_Problem description_
Read the lines that follow and pick out every one containing the word "β²⁵D".

_Given data_
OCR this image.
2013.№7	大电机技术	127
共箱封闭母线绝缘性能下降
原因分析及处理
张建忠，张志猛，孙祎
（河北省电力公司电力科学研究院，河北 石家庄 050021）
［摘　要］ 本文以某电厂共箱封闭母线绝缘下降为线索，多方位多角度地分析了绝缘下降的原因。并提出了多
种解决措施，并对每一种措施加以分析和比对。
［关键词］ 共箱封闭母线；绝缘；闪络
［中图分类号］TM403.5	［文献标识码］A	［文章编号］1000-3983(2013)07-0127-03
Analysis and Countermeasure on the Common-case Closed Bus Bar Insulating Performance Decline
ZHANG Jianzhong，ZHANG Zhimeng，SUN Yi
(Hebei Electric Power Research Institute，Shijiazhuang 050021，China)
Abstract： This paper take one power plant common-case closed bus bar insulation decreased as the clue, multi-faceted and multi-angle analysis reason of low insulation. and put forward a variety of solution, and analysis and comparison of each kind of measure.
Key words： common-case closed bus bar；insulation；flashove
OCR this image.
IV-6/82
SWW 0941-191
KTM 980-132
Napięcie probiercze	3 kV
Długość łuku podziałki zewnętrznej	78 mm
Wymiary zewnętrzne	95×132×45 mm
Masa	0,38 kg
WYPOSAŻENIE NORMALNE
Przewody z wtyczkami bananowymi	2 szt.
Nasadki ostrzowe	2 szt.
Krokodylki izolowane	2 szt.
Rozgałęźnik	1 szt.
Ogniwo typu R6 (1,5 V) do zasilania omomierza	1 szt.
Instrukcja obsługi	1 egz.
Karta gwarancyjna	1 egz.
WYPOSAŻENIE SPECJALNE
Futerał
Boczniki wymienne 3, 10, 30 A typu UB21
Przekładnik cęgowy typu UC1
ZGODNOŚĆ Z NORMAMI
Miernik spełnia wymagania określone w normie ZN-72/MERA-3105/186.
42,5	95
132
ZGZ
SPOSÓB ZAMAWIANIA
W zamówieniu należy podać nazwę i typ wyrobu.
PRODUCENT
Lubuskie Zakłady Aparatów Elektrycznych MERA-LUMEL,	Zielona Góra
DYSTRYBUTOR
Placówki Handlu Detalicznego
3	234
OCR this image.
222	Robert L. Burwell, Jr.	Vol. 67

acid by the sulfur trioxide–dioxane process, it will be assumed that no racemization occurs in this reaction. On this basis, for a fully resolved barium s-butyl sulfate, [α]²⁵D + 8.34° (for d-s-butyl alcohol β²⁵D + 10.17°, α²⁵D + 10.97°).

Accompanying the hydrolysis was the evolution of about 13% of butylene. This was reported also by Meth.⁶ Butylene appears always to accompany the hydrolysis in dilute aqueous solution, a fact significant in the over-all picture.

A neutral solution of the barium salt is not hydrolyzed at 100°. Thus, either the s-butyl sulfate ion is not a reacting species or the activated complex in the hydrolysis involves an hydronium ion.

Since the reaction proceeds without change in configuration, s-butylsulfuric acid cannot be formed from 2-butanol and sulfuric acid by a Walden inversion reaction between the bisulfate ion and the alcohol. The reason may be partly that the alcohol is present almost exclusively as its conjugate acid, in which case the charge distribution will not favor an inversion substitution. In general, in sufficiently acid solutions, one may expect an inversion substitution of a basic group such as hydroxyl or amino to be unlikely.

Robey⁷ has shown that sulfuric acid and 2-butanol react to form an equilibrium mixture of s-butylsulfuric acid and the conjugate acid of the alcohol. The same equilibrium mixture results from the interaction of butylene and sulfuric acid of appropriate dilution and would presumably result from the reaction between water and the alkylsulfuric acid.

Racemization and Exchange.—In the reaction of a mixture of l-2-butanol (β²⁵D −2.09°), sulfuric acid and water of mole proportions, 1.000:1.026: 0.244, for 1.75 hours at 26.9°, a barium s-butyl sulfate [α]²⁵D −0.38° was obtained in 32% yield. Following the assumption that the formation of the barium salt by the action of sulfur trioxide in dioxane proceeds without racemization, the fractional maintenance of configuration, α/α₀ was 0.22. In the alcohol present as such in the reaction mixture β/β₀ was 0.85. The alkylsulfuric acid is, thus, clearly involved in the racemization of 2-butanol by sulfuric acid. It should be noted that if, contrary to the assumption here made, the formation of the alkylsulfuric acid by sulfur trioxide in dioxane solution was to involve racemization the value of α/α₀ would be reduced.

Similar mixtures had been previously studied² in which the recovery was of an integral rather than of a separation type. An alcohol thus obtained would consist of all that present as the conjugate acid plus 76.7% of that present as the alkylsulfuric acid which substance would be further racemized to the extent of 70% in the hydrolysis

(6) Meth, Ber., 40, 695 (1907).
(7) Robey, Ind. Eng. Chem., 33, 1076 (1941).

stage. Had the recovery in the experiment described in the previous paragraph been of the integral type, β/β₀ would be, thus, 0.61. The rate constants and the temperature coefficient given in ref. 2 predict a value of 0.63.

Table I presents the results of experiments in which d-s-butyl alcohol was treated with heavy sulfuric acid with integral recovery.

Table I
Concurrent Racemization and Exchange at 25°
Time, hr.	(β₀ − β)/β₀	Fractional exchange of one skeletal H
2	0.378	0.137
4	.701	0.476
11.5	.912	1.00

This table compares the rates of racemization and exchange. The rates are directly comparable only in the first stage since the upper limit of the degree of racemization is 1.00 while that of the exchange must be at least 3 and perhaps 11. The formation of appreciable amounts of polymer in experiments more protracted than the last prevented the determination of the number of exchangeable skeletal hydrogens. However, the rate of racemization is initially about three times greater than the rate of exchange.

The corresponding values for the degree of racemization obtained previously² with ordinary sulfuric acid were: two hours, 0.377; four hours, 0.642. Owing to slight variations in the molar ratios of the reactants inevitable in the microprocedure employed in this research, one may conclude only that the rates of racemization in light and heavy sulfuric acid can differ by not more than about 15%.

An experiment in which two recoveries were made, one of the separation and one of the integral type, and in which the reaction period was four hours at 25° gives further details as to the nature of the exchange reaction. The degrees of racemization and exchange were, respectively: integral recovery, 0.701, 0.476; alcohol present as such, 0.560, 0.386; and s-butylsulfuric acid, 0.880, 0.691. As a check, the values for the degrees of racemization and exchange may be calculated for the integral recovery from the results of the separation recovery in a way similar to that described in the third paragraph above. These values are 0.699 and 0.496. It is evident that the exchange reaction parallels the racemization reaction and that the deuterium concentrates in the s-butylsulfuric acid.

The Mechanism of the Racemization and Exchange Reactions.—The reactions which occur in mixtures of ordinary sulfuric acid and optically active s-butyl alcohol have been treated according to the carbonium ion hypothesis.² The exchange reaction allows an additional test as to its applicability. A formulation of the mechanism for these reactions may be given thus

_Task result_
acid by the sulfur trioxide–dioxane process, it will be assumed that no racemization occurs in this reaction. On this basis, for a fully resolved barium s-butyl sulfate, [α]²⁵D + 8.34° (for d-s-butyl alcohol β²⁵D + 10.17°, α²⁵D + 10.97°).
Racemization and Exchange.—In the reaction of a mixture of l-2-butanol (β²⁵D −2.09°), sulfuric acid and water of mole proportions, 1.000:1.026: 0.244, for 1.75 hours at 26.9°, a barium s-butyl sulfate [α]²⁵D −0.38° was obtained in 32% yield. Following the assumption that the formation of the barium salt by the action of sulfur trioxide in dioxane proceeds without racemization, the fractional maintenance of configuration, α/α₀ was 0.22. In the alcohol present as such in the reaction mixture β/β₀ was 0.85. The alkylsulfuric acid is, thus, clearly involved in the racemization of 2-butanol by sulfuric acid. It should be noted that if, contrary to the assumption here made, the formation of the alkylsulfuric acid by sulfur trioxide in dioxane solution was to involve racemization the value of α/α₀ would be reduced.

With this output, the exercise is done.